● **Study material**:
# # # # # # #
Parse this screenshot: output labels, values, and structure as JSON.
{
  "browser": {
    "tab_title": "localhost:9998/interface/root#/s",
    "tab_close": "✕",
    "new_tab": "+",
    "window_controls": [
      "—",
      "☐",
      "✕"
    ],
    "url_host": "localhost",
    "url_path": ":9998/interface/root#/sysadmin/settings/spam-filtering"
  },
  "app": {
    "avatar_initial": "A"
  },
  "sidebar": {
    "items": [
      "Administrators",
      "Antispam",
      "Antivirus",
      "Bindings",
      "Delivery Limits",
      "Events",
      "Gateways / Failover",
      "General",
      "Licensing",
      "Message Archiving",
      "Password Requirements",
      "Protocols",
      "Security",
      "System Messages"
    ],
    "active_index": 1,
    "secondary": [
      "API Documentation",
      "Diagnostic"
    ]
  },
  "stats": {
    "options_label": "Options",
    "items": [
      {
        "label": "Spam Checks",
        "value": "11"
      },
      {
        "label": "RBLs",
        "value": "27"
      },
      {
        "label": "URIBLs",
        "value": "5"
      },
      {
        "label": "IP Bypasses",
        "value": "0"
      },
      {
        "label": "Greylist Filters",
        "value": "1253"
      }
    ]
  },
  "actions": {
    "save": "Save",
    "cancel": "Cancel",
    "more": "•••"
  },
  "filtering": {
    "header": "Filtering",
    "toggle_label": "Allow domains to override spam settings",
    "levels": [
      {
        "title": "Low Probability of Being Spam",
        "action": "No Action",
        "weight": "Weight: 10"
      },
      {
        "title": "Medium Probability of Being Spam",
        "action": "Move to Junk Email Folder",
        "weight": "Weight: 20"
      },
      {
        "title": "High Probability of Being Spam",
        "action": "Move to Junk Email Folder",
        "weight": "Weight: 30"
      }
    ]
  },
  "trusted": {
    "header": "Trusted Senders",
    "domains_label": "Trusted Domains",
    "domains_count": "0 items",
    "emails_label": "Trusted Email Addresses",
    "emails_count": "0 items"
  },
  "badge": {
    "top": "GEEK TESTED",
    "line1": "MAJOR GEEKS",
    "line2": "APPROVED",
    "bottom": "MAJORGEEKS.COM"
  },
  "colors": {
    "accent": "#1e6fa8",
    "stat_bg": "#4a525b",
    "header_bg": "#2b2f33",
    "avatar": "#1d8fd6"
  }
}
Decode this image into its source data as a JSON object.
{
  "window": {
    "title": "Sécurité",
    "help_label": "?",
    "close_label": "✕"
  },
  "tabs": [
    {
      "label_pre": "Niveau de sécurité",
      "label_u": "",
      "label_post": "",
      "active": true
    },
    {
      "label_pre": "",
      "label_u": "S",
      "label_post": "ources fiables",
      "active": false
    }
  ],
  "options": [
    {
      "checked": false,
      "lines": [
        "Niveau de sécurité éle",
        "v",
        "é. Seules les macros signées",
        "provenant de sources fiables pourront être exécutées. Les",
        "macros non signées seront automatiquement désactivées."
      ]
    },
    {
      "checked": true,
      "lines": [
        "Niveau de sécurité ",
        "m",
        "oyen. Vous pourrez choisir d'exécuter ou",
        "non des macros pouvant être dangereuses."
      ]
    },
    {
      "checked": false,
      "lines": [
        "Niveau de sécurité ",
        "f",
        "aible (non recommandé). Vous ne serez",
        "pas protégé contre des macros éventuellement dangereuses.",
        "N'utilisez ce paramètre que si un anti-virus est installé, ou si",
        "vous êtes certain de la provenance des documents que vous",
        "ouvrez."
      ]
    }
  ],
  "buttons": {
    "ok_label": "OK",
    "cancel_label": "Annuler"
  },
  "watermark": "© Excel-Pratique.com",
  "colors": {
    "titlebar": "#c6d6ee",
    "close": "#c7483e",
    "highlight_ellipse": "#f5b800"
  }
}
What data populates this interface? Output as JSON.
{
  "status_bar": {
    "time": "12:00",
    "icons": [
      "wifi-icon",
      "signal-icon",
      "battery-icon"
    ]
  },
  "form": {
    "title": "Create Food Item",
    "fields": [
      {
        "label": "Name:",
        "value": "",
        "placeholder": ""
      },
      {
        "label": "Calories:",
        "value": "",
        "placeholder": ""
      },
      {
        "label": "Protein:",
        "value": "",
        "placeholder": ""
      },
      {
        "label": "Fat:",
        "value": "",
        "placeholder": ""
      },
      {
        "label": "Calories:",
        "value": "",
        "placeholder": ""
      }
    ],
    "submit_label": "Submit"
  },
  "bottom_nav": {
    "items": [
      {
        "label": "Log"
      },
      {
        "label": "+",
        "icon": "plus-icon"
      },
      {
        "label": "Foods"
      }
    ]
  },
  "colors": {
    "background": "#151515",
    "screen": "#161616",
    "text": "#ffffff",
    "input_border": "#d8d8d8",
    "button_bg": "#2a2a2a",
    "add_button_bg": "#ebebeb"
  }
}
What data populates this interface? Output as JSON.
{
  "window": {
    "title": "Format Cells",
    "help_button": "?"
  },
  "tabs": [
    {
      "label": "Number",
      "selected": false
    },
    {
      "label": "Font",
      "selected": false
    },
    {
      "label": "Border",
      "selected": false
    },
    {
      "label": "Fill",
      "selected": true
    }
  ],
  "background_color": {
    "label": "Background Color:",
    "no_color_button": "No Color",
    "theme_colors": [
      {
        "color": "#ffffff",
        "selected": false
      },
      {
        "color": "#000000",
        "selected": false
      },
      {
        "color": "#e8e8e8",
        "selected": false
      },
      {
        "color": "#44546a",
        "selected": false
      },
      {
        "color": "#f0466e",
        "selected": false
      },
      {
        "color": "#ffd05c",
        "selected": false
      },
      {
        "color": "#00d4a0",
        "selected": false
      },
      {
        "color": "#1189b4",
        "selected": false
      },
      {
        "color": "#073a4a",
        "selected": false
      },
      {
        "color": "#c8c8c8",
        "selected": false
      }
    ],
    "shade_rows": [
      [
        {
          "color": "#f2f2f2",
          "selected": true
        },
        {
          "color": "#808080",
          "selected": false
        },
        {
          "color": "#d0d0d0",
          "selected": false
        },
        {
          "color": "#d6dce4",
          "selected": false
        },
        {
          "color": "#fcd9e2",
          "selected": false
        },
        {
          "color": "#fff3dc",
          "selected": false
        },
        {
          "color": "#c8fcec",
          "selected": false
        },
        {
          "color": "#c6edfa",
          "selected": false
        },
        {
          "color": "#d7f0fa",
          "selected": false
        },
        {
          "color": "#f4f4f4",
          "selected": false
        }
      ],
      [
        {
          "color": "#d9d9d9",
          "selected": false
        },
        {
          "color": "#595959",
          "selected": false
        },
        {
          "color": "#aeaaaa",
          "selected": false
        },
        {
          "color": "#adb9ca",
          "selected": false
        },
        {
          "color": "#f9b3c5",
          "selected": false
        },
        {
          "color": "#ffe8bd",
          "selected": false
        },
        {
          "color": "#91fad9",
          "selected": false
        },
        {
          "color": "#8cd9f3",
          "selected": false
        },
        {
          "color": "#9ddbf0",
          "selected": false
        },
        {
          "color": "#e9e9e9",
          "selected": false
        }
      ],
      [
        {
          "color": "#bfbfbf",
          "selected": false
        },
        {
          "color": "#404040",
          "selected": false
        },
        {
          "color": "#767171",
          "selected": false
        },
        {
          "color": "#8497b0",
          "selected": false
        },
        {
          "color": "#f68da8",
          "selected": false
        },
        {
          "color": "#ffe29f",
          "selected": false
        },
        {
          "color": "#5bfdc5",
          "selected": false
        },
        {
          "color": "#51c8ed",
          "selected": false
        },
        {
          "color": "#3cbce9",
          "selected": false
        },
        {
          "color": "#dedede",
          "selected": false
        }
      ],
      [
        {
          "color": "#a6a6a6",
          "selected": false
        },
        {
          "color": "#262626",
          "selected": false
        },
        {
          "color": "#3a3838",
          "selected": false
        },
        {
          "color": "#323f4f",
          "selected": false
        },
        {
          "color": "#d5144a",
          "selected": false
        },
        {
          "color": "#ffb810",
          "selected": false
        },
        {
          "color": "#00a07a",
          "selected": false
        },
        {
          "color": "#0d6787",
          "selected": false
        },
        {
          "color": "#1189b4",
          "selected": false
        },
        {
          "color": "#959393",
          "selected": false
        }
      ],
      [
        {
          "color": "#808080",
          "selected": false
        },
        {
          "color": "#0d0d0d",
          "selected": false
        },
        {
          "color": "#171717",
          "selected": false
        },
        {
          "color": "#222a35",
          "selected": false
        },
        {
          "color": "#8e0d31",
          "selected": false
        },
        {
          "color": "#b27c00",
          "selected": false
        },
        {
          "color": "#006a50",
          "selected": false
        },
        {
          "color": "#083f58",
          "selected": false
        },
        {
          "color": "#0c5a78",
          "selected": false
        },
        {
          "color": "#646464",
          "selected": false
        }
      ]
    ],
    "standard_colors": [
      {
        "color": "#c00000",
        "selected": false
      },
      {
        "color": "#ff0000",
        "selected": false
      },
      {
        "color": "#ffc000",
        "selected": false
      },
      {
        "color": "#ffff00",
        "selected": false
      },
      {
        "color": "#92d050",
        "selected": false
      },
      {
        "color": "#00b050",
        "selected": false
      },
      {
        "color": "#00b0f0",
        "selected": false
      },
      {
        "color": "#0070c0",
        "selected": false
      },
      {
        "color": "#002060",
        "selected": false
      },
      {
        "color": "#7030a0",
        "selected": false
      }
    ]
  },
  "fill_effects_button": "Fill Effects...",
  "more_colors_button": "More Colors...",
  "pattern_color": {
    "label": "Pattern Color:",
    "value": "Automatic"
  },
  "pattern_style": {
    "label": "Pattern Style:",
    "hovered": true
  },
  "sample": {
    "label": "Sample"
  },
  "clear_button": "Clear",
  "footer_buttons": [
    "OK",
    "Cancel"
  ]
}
# # # # # # #
● **Activity**:
Some lines in the data above hold the string "dangereuses". Find and copy each of them.

● **Answer to this task**:
        "non des macros pouvant être dangereuses."
        "pas protégé contre des macros éventuellement dangereuses.",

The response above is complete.